=== PROVIDED MATERIAL ===

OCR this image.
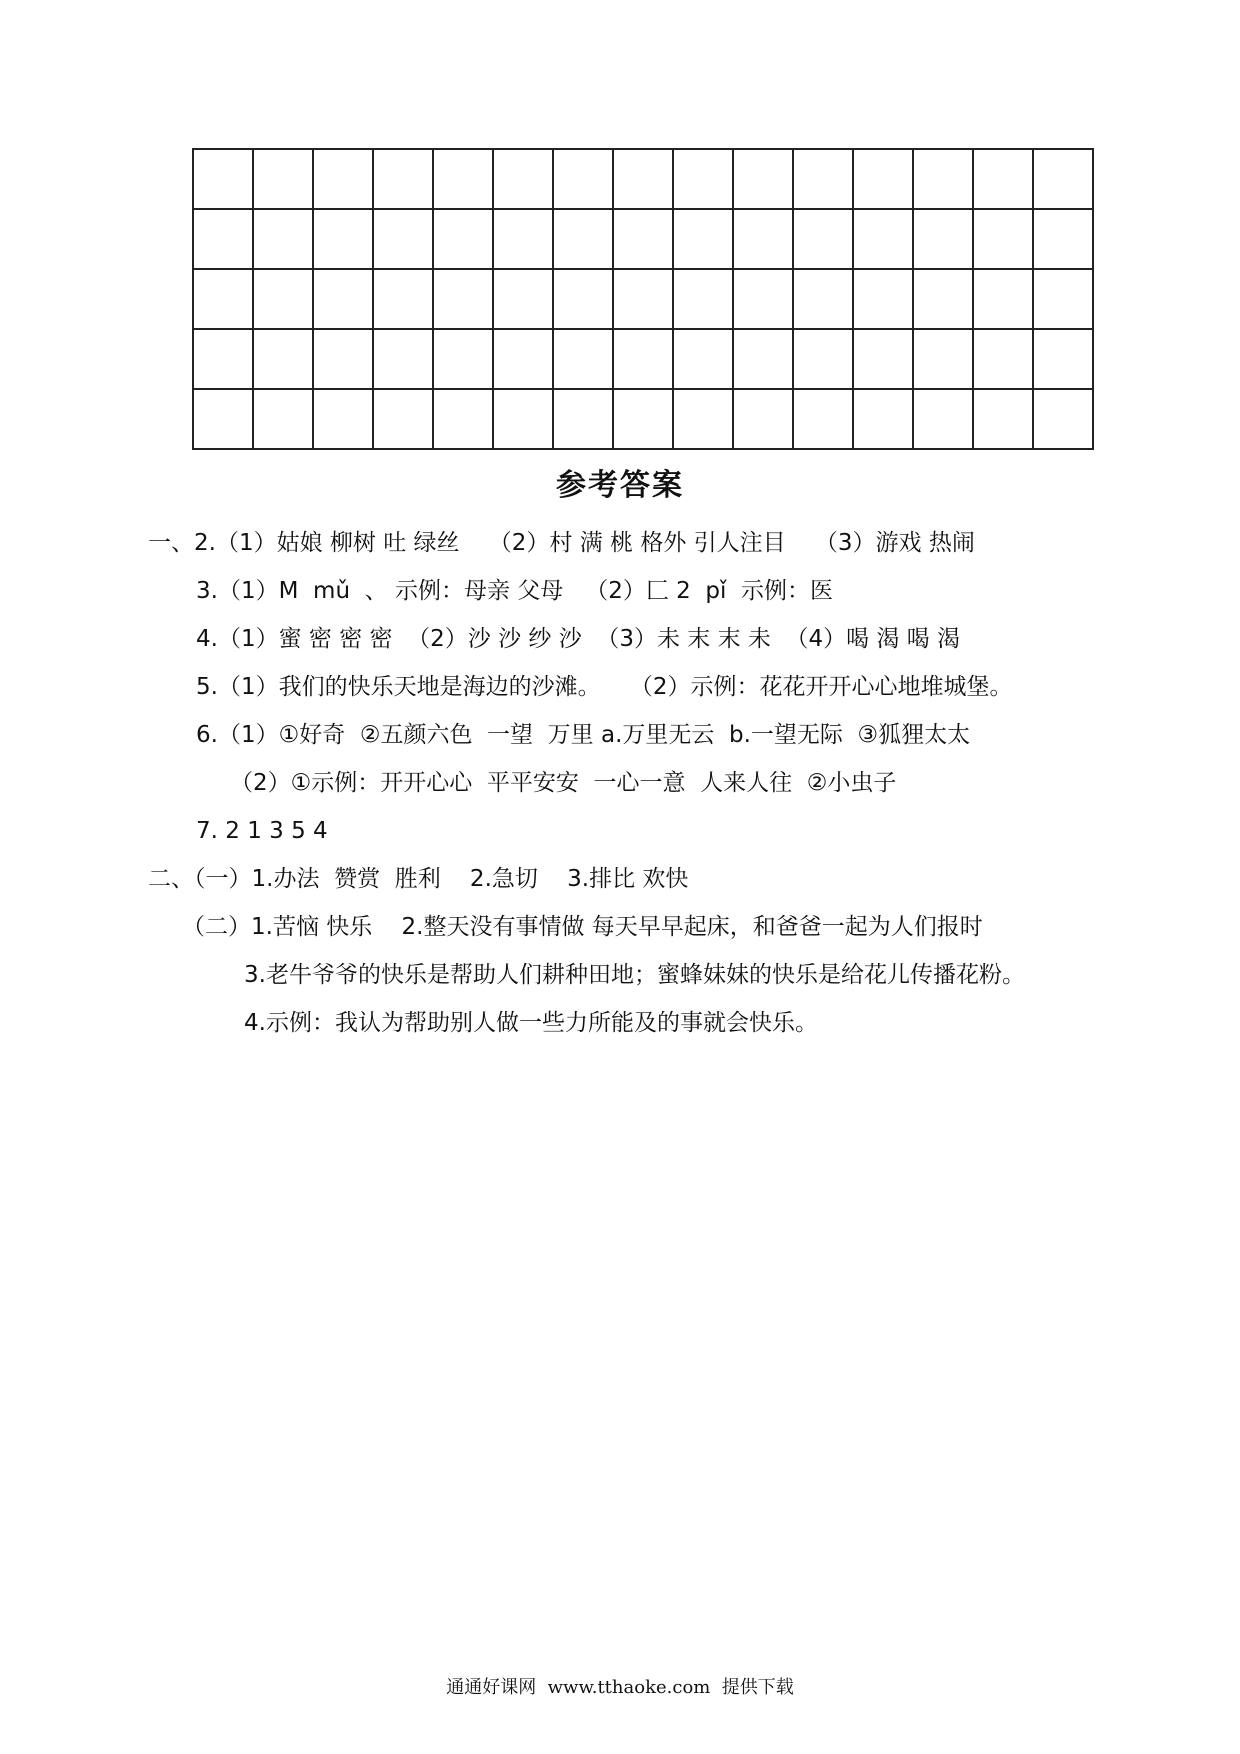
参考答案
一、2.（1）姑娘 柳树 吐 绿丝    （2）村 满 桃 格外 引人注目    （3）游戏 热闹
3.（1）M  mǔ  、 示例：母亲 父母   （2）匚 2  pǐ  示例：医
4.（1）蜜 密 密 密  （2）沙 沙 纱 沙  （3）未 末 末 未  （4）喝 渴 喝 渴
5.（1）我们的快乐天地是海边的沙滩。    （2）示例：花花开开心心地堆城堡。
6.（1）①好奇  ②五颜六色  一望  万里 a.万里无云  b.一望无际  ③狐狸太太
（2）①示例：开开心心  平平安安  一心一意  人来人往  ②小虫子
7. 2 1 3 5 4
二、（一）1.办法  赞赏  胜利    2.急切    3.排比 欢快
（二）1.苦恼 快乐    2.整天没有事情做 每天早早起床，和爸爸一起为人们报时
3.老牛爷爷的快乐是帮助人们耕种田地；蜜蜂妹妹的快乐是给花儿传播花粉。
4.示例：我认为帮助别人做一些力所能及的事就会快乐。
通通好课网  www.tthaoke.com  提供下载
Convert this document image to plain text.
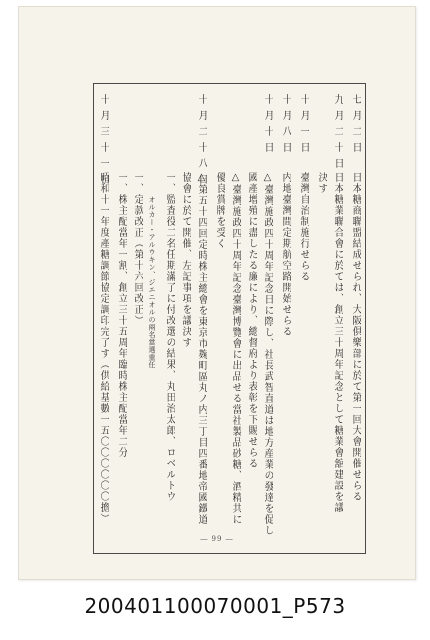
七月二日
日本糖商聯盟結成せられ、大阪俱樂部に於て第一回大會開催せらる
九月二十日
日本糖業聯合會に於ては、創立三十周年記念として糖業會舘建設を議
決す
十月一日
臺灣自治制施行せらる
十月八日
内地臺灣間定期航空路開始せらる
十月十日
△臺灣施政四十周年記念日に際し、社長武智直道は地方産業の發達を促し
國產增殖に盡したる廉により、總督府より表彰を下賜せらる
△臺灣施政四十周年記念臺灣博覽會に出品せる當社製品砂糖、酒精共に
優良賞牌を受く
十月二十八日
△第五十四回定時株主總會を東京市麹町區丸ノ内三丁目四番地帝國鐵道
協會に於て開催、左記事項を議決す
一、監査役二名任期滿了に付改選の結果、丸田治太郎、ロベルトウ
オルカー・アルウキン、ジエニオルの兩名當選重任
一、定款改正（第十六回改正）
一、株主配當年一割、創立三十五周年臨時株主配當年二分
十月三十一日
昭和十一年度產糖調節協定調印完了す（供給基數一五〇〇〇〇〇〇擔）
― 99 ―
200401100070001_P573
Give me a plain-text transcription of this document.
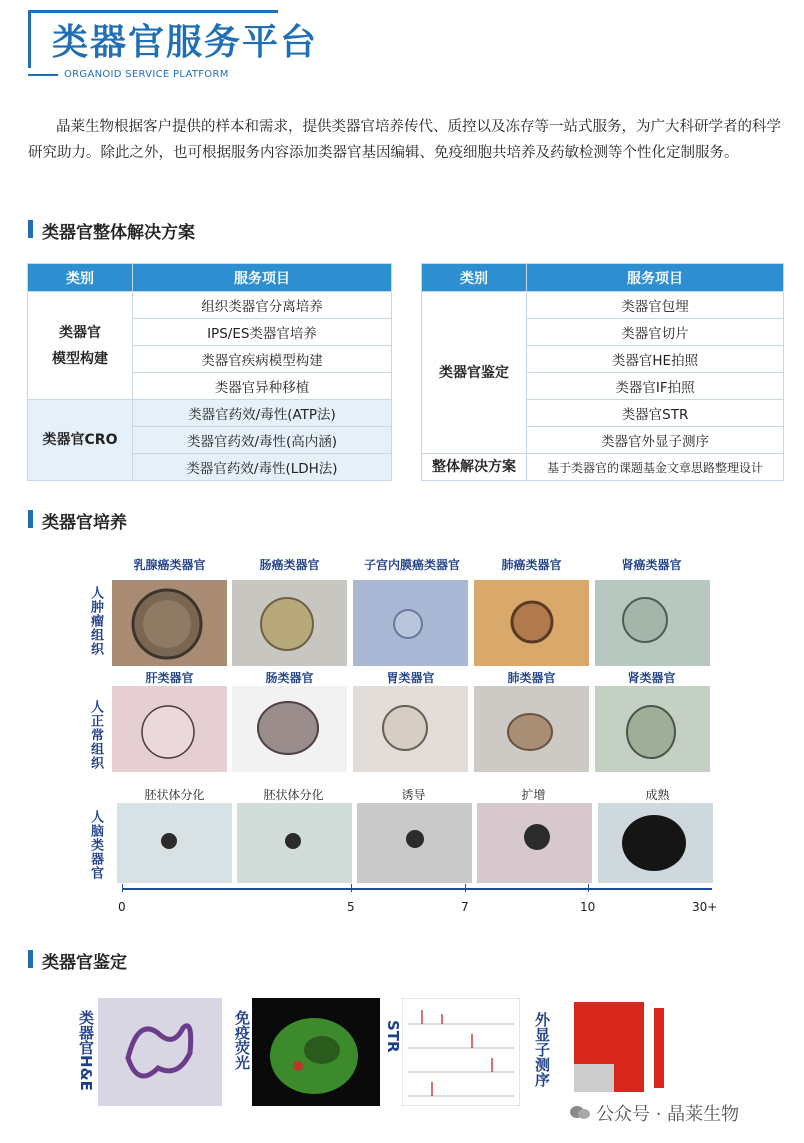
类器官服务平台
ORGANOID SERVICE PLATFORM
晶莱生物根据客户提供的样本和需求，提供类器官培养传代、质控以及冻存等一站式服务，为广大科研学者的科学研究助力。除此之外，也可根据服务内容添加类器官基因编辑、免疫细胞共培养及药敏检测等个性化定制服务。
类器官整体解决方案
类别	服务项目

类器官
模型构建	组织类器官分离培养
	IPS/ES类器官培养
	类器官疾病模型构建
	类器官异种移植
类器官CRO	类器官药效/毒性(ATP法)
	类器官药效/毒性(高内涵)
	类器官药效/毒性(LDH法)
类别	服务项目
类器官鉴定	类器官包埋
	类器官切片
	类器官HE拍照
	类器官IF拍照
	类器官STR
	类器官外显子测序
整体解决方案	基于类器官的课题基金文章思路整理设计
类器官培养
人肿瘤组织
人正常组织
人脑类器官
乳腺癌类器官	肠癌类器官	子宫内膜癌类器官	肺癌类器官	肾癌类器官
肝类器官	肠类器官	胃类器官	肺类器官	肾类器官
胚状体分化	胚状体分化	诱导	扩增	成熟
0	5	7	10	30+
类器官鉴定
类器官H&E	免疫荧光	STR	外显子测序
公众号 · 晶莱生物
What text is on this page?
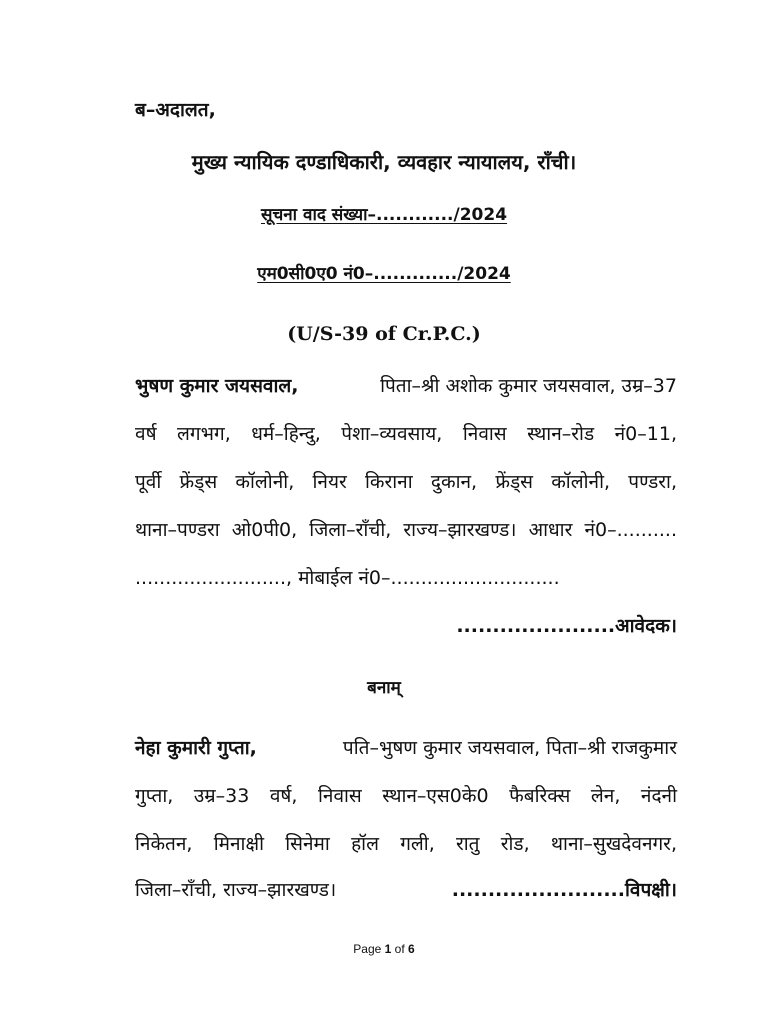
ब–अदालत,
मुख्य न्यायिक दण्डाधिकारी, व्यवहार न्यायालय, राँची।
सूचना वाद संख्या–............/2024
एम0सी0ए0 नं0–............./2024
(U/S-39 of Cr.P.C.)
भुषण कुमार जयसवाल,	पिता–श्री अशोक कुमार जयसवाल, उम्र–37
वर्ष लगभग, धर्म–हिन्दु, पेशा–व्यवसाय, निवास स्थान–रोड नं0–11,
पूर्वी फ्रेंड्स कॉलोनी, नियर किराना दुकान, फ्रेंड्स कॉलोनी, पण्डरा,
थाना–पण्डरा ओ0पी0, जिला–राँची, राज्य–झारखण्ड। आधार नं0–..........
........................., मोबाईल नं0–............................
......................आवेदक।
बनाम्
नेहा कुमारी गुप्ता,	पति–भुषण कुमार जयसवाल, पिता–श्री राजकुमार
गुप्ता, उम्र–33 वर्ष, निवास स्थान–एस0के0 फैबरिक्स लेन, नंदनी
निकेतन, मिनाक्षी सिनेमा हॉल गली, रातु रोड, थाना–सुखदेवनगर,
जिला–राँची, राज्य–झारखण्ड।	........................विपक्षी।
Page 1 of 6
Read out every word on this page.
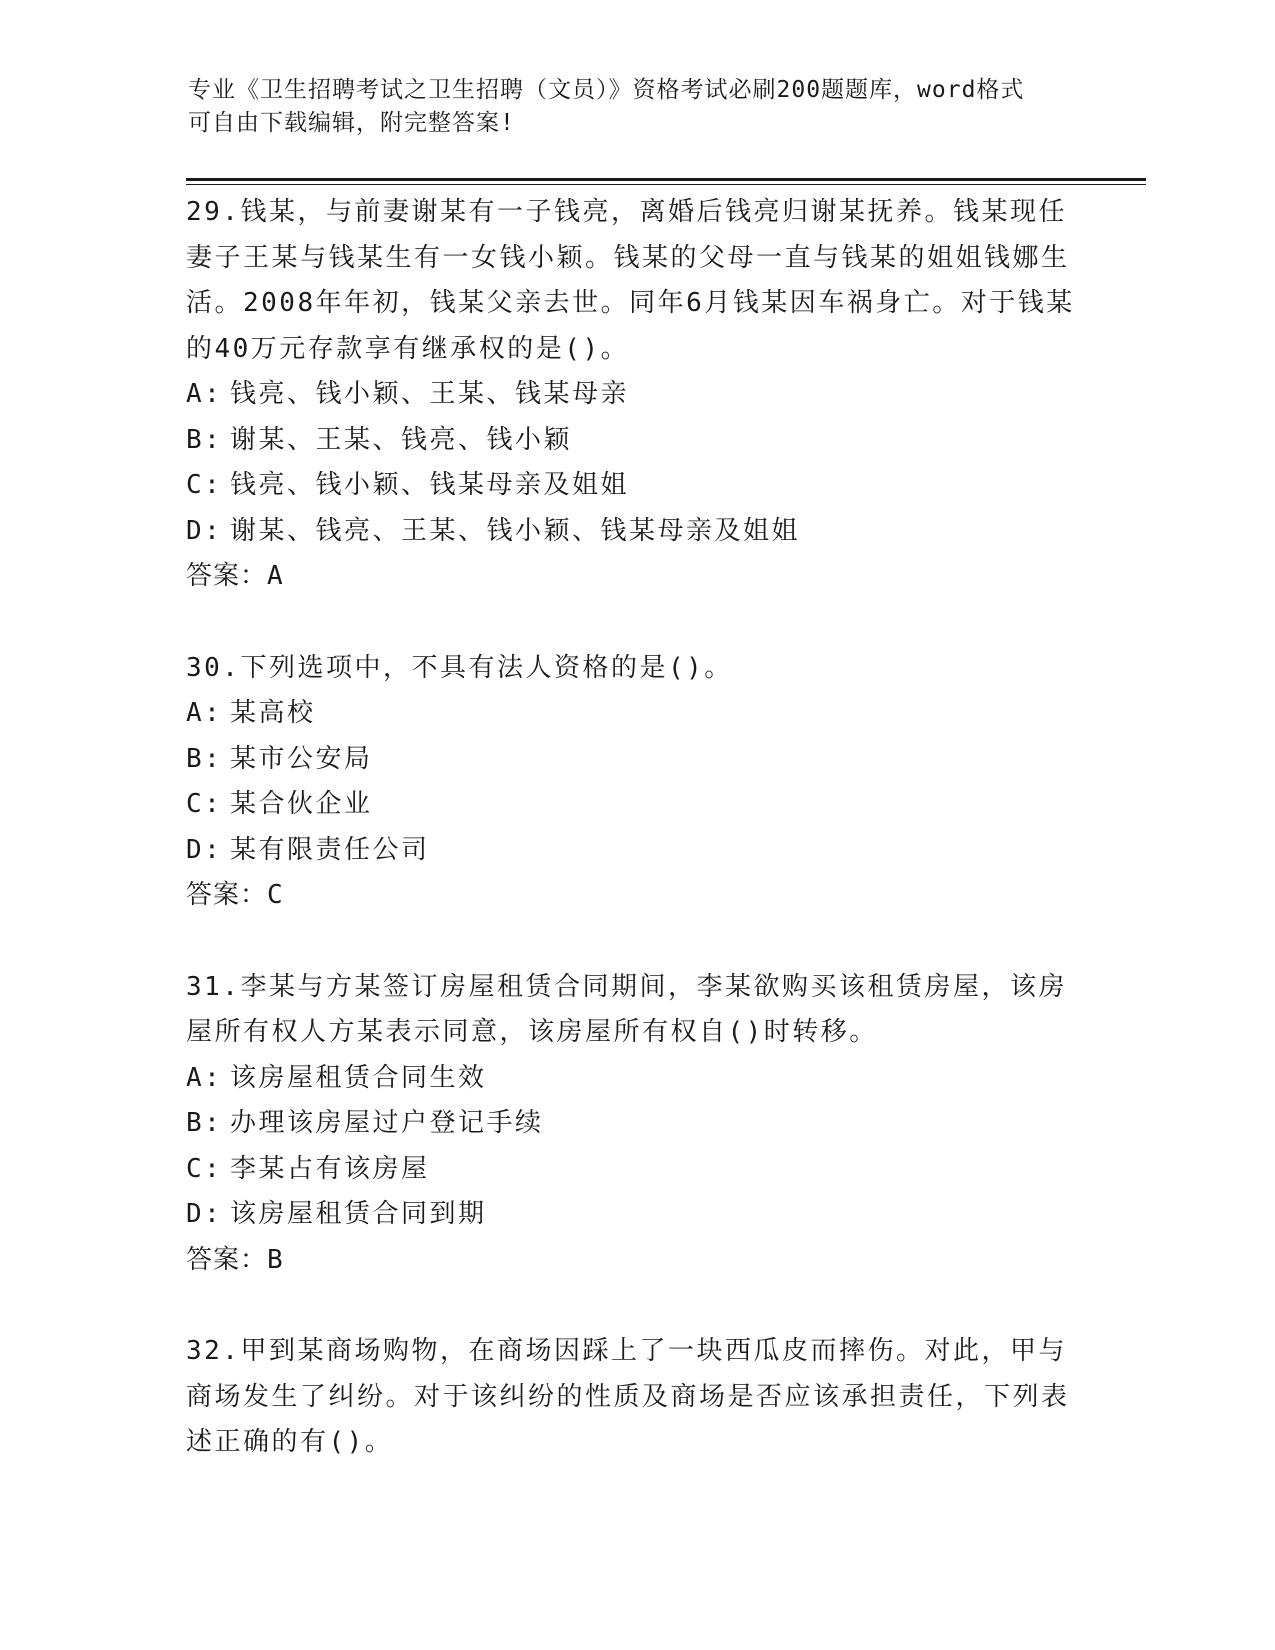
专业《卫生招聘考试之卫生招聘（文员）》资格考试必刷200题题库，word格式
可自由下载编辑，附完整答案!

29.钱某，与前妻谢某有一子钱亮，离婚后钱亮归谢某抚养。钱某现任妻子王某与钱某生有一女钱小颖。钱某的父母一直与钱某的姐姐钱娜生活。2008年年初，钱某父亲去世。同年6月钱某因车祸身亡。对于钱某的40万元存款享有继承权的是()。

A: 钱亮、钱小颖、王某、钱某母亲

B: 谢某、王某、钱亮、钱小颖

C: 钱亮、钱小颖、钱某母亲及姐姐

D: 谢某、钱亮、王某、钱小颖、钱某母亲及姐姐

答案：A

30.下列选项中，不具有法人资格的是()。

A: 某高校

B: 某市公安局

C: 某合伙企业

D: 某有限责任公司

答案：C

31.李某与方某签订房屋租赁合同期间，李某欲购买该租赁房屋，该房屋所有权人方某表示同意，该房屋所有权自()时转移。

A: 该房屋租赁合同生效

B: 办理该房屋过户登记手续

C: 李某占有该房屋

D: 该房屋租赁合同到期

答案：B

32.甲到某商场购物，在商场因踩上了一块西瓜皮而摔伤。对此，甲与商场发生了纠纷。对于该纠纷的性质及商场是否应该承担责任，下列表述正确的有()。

===

◆ EXERCISE
Copy every line of the data word for word, omitting the images.

◆ ANSWER FOR THIS EXERCISE
OCR this image.
参考答案
一、2.（1）姑娘 柳树 吐 绿丝    （2）村 满 桃 格外 引人注目    （3）游戏 热闹
3.（1）M  mǔ  、 示例：母亲 父母   （2）匚 2  pǐ  示例：医
4.（1）蜜 密 密 密  （2）沙 沙 纱 沙  （3）未 末 末 未  （4）喝 渴 喝 渴
5.（1）我们的快乐天地是海边的沙滩。    （2）示例：花花开开心心地堆城堡。
6.（1）①好奇  ②五颜六色  一望  万里 a.万里无云  b.一望无际  ③狐狸太太
（2）①示例：开开心心  平平安安  一心一意  人来人往  ②小虫子
7. 2 1 3 5 4
二、（一）1.办法  赞赏  胜利    2.急切    3.排比 欢快
（二）1.苦恼 快乐    2.整天没有事情做 每天早早起床，和爸爸一起为人们报时
3.老牛爷爷的快乐是帮助人们耕种田地；蜜蜂妹妹的快乐是给花儿传播花粉。
4.示例：我认为帮助别人做一些力所能及的事就会快乐。
通通好课网  www.tthaoke.com  提供下载
Convert this document image to plain text.
七月二日
日本糖商聯盟結成せられ、大阪俱樂部に於て第一回大會開催せらる
九月二十日
日本糖業聯合會に於ては、創立三十周年記念として糖業會舘建設を議
決す
十月一日
臺灣自治制施行せらる
十月八日
内地臺灣間定期航空路開始せらる
十月十日
△臺灣施政四十周年記念日に際し、社長武智直道は地方産業の發達を促し
國產增殖に盡したる廉により、總督府より表彰を下賜せらる
△臺灣施政四十周年記念臺灣博覽會に出品せる當社製品砂糖、酒精共に
優良賞牌を受く
十月二十八日
△第五十四回定時株主總會を東京市麹町區丸ノ内三丁目四番地帝國鐵道
協會に於て開催、左記事項を議決す
一、監査役二名任期滿了に付改選の結果、丸田治太郎、ロベルトウ
オルカー・アルウキン、ジエニオルの兩名當選重任
一、定款改正（第十六回改正）
一、株主配當年一割、創立三十五周年臨時株主配當年二分
十月三十一日
昭和十一年度產糖調節協定調印完了す（供給基數一五〇〇〇〇〇〇擔）
― 99 ―
200401100070001_P573
Give me a plain-text transcription of this document.
类器官服务平台
ORGANOID SERVICE PLATFORM
晶莱生物根据客户提供的样本和需求，提供类器官培养传代、质控以及冻存等一站式服务，为广大科研学者的科学研究助力。除此之外，也可根据服务内容添加类器官基因编辑、免疫细胞共培养及药敏检测等个性化定制服务。
类器官整体解决方案
类别	服务项目

类器官
模型构建	组织类器官分离培养
	IPS/ES类器官培养
	类器官疾病模型构建
	类器官异种移植
类器官CRO	类器官药效/毒性(ATP法)
	类器官药效/毒性(高内涵)
	类器官药效/毒性(LDH法)
类别	服务项目
类器官鉴定	类器官包埋
	类器官切片
	类器官HE拍照
	类器官IF拍照
	类器官STR
	类器官外显子测序
整体解决方案	基于类器官的课题基金文章思路整理设计
类器官培养
人肿瘤组织
人正常组织
人脑类器官
乳腺癌类器官	肠癌类器官	子宫内膜癌类器官	肺癌类器官	肾癌类器官
肝类器官	肠类器官	胃类器官	肺类器官	肾类器官
胚状体分化	胚状体分化	诱导	扩增	成熟
0	5	7	10	30+
类器官鉴定
类器官H&E	免疫荧光	STR	外显子测序
公众号 · 晶莱生物
What text is on this page?
ब–अदालत,
मुख्य न्यायिक दण्डाधिकारी, व्यवहार न्यायालय, राँची।
सूचना वाद संख्या–............/2024
एम0सी0ए0 नं0–............./2024
(U/S-39 of Cr.P.C.)
भुषण कुमार जयसवाल,	पिता–श्री अशोक कुमार जयसवाल, उम्र–37
वर्ष लगभग, धर्म–हिन्दु, पेशा–व्यवसाय, निवास स्थान–रोड नं0–11,
पूर्वी फ्रेंड्स कॉलोनी, नियर किराना दुकान, फ्रेंड्स कॉलोनी, पण्डरा,
थाना–पण्डरा ओ0पी0, जिला–राँची, राज्य–झारखण्ड। आधार नं0–..........
........................., मोबाईल नं0–............................
......................आवेदक।
बनाम्
नेहा कुमारी गुप्ता,	पति–भुषण कुमार जयसवाल, पिता–श्री राजकुमार
गुप्ता, उम्र–33 वर्ष, निवास स्थान–एस0के0 फैबरिक्स लेन, नंदनी
निकेतन, मिनाक्षी सिनेमा हॉल गली, रातु रोड, थाना–सुखदेवनगर,
जिला–राँची, राज्य–झारखण्ड।	........................विपक्षी।
Page 1 of 6
Read out every word on this page.
专业《卫生招聘考试之卫生招聘（文员）》资格考试必刷200题题库，word格式
可自由下载编辑，附完整答案!

29.钱某，与前妻谢某有一子钱亮，离婚后钱亮归谢某抚养。钱某现任妻子王某与钱某生有一女钱小颖。钱某的父母一直与钱某的姐姐钱娜生活。2008年年初，钱某父亲去世。同年6月钱某因车祸身亡。对于钱某的40万元存款享有继承权的是()。

A: 钱亮、钱小颖、王某、钱某母亲

B: 谢某、王某、钱亮、钱小颖

C: 钱亮、钱小颖、钱某母亲及姐姐

D: 谢某、钱亮、王某、钱小颖、钱某母亲及姐姐

答案：A

30.下列选项中，不具有法人资格的是()。

A: 某高校

B: 某市公安局

C: 某合伙企业

D: 某有限责任公司

答案：C

31.李某与方某签订房屋租赁合同期间，李某欲购买该租赁房屋，该房屋所有权人方某表示同意，该房屋所有权自()时转移。

A: 该房屋租赁合同生效

B: 办理该房屋过户登记手续

C: 李某占有该房屋

D: 该房屋租赁合同到期

答案：B

32.甲到某商场购物，在商场因踩上了一块西瓜皮而摔伤。对此，甲与商场发生了纠纷。对于该纠纷的性质及商场是否应该承担责任，下列表述正确的有()。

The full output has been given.